━━ TEXT TO READ
ISLAMABAD: Despite continuous outrage from the opposition parties and constructive
 
criticism by the civil society, the controversial Prevention of Electronic Crimes Bill, 2016 has
 
been passed by the Senate Standing Committee on Information Technology and
 
telecommunication. 
 
A senate body in Pakistan has approved the bill against cybercrime - which has been widely
 
criticized by the country's public as a means to curb human rights and freedom of speech. The
 
bill was Okayed by the National Assembly Standing Committee on IT in 2015 and was passed
 
by the lower house of the parliament on April 13, this year.
 
It will now be presented for discussion in the senate, which will be allowed to provide it with one
 
final endorsement before it can be signed by the President of Pakistan, Mamnoon Hussain and
 
written into the country's law. According to Dawn.com, the salient features of the bill include:
 
Up to seven years imprisonment, Rs10 million fine or both for hate speech, or trying to create
 
disputes and spread hatred on the basis of religion or sectarianism.
 
Up to three years imprisonment and Rs0.5 million fine or both for cheating others through
 
internet.
 
Up to five year imprisonment, Rs5 million fine or both for transferring or copying of sensitive
 
basic information.
 
Up to seven years imprisonment and Rs0.5 million fine or both for uploading obscene photos of
 
children.
 
Up to Rs50 thousand fine for sending messages irritating to others or for marketing purposes. If
 
the crime is repeated, the punishment would be three months imprisonment and a fine of up to
 
Rs1 million.
 
Up to three year imprisonment and a fine of up to Rs0.5 million for creating a website for
 
negative purposes.
 
Up to one year imprisonment or a fine of up to Rs1 million for forcing an individual for immoral
 
activity, or publishing an individual’s picture without consent, sending obscene messages or
 
unnecessary cyber interference.
━━━━
PROBLEM 1:
Answer these questions using the article on Pakistan's cybercrime bill.
(a) Which committee passed the Prevention of Electronic Crimes Bill, 2016, according to the opening sentence?
(b) On what date did the lower house of the parliament pass the bill?
(c) What is the maximum fine the bill sets for cheating others through the internet?
PROBLEM 2:
Copy the passage of the article on Pakistan's cybercrime bill starting at "Up to seven years imprisonment and" and ending at "negative purposes.", with "website" changed to "social media page".
━━ DATA SECTION
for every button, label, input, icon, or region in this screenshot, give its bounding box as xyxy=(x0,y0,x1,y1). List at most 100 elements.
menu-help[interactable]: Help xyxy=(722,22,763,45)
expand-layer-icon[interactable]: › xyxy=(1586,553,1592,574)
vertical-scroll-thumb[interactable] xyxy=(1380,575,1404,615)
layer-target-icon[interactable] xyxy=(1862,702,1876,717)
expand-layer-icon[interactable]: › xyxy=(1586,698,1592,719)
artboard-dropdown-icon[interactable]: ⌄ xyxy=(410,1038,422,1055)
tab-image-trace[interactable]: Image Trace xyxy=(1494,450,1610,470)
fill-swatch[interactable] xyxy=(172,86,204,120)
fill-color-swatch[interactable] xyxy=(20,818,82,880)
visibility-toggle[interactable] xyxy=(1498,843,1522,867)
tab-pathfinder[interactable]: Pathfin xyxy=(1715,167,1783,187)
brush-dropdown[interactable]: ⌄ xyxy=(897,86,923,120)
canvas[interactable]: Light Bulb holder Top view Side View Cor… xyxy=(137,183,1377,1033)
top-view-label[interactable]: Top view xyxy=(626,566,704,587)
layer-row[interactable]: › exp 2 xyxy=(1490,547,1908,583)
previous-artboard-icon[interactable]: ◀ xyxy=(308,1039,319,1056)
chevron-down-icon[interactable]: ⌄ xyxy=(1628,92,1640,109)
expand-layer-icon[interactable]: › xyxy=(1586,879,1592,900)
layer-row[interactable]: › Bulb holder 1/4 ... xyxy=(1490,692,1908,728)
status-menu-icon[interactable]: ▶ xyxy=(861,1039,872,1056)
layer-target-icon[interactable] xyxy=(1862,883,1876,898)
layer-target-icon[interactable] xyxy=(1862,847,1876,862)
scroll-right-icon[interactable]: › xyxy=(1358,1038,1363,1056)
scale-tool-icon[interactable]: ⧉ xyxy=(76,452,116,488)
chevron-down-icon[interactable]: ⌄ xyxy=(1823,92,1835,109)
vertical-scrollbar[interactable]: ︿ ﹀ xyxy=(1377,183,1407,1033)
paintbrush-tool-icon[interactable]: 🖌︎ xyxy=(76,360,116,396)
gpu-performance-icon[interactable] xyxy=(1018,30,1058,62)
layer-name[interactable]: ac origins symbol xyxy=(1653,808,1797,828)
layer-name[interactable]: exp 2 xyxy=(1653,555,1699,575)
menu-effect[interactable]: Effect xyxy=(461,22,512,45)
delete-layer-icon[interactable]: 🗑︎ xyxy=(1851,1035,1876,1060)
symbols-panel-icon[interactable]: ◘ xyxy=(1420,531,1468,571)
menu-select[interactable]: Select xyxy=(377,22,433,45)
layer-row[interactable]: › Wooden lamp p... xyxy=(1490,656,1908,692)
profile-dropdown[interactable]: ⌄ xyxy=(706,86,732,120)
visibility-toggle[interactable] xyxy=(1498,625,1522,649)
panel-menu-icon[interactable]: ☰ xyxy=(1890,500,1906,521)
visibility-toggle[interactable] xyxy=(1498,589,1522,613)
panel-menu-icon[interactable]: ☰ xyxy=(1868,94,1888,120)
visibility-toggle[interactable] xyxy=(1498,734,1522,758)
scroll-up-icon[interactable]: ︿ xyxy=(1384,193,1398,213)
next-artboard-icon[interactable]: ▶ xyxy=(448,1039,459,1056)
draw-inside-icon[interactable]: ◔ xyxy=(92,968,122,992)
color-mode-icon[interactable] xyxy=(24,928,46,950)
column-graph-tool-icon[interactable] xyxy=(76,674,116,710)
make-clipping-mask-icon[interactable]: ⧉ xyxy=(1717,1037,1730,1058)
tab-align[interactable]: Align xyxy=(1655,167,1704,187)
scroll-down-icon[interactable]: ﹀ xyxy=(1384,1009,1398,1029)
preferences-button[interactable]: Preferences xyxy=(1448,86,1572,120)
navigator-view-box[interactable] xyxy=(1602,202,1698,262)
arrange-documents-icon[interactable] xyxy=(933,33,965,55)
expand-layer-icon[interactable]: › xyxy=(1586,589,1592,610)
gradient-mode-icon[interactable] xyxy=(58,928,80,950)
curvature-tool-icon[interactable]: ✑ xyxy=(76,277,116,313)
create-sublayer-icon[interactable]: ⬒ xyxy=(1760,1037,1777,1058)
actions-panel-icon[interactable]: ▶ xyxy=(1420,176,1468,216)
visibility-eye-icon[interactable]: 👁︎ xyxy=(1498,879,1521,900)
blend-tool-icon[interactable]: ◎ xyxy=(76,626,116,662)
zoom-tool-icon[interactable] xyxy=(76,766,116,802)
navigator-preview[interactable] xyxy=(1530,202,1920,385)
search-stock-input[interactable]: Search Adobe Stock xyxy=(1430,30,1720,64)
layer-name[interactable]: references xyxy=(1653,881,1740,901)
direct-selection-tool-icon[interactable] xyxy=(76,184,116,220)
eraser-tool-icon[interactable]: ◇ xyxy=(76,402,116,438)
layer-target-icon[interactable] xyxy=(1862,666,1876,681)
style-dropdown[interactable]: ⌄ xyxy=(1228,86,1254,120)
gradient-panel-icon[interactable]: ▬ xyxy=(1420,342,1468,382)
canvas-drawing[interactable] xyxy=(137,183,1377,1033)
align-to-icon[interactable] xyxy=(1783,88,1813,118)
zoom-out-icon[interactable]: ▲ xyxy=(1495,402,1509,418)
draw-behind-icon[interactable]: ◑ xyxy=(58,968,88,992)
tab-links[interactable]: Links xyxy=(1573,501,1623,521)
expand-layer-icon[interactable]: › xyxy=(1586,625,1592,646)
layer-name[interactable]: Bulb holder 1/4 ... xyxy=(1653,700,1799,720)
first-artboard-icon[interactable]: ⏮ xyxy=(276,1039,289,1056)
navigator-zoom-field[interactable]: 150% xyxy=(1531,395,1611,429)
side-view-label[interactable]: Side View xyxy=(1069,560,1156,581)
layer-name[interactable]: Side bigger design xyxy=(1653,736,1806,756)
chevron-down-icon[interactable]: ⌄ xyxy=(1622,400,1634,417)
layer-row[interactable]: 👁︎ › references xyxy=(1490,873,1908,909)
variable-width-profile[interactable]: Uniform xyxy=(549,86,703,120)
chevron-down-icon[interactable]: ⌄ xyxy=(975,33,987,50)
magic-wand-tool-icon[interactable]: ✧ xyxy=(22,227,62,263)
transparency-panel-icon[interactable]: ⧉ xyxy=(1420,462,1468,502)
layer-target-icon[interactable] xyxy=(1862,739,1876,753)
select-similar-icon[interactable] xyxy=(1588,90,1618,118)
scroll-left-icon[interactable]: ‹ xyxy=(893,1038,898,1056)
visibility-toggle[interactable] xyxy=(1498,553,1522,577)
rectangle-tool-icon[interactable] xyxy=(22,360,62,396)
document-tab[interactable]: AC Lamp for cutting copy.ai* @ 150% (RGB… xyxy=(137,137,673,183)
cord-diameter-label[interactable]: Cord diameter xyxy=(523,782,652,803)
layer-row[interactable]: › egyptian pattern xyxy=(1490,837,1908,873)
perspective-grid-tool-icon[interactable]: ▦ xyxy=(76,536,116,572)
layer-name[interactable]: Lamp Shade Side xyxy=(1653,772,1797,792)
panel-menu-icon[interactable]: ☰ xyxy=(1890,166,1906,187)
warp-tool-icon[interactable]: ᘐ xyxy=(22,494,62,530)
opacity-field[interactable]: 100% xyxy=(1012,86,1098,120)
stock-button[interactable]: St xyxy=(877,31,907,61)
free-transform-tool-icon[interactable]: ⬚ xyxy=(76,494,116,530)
━━━━
WORKED ANSWER 1:
(a) The Senate Standing Committee on Information Technology and telecommunication.
(b) April 13.
(c) Rs0.5 million.

WORKED ANSWER 2:
Up to seven years imprisonment and Rs0.5 million fine or both for uploading obscene photos of
 
children.
 
Up to Rs50 thousand fine for sending messages irritating to others or for marketing purposes. If
 
the crime is repeated, the punishment would be three months imprisonment and a fine of up to
 
Rs1 million.
 
Up to three year imprisonment and a fine of up to Rs0.5 million for creating a social media page for
 
negative purposes.